-- Start of The data --

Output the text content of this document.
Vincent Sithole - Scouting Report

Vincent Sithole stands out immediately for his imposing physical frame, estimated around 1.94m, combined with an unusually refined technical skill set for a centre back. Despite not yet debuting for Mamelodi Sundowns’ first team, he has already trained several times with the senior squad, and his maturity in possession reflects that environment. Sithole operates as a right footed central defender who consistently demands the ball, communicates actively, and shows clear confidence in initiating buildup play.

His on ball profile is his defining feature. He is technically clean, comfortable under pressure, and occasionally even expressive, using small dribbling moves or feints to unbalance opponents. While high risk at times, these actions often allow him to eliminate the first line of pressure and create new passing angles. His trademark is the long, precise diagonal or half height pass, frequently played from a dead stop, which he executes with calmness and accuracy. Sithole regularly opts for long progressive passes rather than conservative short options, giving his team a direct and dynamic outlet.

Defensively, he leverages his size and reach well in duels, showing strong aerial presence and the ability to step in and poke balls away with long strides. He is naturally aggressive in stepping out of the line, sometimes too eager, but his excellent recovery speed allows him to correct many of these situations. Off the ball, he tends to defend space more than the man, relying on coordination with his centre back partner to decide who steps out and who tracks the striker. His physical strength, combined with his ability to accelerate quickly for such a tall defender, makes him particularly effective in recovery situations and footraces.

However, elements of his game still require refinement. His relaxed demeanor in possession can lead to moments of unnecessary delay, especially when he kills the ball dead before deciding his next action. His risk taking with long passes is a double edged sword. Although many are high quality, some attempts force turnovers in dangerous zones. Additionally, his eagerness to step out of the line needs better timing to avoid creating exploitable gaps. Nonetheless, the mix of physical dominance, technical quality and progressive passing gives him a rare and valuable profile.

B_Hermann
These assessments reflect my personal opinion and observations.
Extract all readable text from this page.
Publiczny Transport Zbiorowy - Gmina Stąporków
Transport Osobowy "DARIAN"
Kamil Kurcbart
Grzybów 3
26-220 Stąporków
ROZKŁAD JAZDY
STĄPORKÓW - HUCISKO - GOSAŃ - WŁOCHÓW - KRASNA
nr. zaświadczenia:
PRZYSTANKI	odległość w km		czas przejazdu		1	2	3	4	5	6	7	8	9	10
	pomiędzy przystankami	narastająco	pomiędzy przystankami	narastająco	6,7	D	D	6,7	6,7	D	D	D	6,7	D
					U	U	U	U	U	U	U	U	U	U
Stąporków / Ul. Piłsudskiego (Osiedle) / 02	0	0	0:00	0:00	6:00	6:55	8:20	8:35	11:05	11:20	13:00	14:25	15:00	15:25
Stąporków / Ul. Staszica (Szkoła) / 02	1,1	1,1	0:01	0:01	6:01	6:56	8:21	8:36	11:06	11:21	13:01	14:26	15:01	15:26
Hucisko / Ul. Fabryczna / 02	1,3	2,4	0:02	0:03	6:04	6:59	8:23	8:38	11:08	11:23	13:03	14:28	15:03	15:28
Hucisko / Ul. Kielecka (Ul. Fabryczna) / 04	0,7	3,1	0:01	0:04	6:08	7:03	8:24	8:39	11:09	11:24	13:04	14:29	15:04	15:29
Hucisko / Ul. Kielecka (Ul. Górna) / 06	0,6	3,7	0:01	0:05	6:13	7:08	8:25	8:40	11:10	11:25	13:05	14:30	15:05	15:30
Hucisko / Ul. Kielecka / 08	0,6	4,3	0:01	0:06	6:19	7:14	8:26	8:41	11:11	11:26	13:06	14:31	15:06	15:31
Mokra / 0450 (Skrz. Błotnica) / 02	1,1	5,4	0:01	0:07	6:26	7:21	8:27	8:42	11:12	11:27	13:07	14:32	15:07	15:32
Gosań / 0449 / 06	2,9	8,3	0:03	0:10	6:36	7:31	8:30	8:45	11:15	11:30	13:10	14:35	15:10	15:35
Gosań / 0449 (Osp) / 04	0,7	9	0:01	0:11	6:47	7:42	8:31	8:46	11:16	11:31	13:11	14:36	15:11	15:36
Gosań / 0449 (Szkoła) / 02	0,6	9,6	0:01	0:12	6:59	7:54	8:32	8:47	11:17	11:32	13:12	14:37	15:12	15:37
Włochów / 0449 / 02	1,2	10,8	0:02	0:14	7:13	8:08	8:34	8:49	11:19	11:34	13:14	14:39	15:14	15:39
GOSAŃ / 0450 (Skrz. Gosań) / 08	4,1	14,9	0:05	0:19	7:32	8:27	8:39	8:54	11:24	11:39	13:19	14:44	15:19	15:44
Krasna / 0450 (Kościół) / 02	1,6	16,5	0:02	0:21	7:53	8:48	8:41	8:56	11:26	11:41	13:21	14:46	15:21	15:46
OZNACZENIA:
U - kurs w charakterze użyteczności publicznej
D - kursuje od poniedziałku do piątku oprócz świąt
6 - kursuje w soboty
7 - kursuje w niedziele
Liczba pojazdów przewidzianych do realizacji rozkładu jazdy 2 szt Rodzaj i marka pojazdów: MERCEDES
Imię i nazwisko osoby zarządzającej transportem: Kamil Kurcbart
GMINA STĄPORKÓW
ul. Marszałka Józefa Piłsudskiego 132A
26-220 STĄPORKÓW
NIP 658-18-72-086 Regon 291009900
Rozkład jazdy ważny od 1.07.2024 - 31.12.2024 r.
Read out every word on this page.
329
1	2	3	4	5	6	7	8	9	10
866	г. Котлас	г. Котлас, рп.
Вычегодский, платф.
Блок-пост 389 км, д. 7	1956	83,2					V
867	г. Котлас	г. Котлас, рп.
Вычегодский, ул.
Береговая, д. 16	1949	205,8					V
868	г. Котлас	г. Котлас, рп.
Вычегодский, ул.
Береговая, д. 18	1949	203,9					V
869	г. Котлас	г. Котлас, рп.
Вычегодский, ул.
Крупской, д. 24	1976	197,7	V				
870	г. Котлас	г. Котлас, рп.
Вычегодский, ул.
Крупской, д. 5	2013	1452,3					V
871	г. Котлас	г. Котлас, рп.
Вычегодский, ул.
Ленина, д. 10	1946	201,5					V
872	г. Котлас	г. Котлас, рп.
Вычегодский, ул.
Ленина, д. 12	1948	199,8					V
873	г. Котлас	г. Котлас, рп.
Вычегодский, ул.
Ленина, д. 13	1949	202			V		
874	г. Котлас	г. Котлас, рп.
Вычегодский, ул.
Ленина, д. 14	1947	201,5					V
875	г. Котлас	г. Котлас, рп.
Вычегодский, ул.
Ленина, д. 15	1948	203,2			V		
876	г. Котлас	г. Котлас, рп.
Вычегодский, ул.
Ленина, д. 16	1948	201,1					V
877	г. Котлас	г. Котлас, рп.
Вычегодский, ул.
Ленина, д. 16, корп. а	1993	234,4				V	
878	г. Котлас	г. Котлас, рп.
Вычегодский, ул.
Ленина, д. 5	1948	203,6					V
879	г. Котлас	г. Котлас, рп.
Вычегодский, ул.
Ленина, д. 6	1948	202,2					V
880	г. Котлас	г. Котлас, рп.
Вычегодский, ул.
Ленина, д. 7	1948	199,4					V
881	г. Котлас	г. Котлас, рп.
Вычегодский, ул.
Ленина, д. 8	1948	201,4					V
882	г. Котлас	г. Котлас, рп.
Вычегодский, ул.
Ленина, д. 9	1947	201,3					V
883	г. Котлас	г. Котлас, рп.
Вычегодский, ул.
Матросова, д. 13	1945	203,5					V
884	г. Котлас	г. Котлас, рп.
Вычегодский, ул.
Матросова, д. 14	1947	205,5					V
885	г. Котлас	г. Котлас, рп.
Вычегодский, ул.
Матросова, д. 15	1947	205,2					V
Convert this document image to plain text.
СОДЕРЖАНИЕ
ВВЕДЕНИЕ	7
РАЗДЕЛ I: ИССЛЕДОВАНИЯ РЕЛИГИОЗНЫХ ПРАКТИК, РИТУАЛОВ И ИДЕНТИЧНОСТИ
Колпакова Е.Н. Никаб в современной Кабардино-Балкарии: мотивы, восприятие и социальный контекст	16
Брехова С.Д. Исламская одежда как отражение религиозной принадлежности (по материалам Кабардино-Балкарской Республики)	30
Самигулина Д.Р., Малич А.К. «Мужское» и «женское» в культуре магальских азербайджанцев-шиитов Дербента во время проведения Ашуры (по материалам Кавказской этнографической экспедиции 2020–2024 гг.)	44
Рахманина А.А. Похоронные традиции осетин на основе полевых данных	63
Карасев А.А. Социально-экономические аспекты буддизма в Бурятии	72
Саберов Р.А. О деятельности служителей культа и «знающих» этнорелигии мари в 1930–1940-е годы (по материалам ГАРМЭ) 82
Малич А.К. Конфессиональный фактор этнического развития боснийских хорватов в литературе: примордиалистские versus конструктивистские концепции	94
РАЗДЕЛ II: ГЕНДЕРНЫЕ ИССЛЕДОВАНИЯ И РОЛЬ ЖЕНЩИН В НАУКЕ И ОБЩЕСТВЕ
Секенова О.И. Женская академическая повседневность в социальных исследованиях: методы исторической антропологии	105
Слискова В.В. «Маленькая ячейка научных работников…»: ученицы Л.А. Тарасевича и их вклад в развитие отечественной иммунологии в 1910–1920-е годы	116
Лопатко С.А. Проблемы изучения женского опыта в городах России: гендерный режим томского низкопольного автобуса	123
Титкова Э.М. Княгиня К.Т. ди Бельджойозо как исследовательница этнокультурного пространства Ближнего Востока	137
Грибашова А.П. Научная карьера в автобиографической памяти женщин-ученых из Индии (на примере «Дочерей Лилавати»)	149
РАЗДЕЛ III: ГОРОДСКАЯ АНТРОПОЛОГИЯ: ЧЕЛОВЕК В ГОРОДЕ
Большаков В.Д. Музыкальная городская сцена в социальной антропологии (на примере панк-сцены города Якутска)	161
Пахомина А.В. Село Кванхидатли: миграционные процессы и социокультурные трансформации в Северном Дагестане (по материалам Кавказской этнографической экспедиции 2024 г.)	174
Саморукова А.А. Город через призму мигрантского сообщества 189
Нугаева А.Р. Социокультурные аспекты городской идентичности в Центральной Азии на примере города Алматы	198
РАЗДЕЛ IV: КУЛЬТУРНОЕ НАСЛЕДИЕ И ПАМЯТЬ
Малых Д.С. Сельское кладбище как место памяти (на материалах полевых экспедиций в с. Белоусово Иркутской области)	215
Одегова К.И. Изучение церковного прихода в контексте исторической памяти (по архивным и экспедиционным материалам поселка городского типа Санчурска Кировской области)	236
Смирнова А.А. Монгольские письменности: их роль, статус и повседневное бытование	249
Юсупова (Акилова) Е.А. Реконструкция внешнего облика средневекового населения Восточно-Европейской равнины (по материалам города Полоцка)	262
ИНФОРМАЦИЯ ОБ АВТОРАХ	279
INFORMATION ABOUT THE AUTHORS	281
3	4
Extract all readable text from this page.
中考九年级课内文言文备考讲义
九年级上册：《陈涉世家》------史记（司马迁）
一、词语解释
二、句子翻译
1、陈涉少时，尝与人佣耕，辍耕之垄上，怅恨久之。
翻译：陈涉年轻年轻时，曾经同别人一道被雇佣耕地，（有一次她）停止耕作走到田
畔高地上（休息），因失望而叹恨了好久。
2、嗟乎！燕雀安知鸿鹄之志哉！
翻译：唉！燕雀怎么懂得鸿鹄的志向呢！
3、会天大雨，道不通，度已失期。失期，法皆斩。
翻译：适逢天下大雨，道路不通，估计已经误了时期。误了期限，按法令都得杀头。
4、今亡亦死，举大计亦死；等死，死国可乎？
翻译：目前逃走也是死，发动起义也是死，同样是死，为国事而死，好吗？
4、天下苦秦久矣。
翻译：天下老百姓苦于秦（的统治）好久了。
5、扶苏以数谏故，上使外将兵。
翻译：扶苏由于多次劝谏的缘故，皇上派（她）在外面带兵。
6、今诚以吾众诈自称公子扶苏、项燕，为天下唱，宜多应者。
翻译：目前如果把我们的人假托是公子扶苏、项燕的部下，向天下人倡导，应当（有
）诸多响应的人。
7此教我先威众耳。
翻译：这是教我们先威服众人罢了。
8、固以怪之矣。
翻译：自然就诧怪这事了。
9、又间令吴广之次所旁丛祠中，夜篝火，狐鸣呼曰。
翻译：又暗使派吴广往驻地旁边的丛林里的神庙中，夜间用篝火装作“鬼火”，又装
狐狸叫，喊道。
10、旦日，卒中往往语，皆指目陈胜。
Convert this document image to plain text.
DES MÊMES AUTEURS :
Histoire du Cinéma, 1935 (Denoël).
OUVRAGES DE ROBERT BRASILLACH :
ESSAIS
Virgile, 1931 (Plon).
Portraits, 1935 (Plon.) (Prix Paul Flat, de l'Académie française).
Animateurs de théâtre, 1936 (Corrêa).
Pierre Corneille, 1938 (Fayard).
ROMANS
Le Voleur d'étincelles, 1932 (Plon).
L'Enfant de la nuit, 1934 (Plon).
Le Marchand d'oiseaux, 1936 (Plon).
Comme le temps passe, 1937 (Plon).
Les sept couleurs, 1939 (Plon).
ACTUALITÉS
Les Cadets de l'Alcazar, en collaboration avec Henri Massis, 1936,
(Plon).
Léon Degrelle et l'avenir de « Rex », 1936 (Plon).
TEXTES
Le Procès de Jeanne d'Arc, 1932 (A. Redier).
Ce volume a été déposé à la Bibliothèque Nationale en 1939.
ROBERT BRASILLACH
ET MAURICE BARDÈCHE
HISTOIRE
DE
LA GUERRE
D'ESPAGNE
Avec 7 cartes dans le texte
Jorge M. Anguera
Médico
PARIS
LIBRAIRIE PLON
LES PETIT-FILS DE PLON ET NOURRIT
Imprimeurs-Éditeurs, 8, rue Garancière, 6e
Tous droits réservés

-- End of The data --

> Directions for this task:
In the entries above, count each line that holds "Szkoła". Give the total and nothing else.

> Solved exercise:
2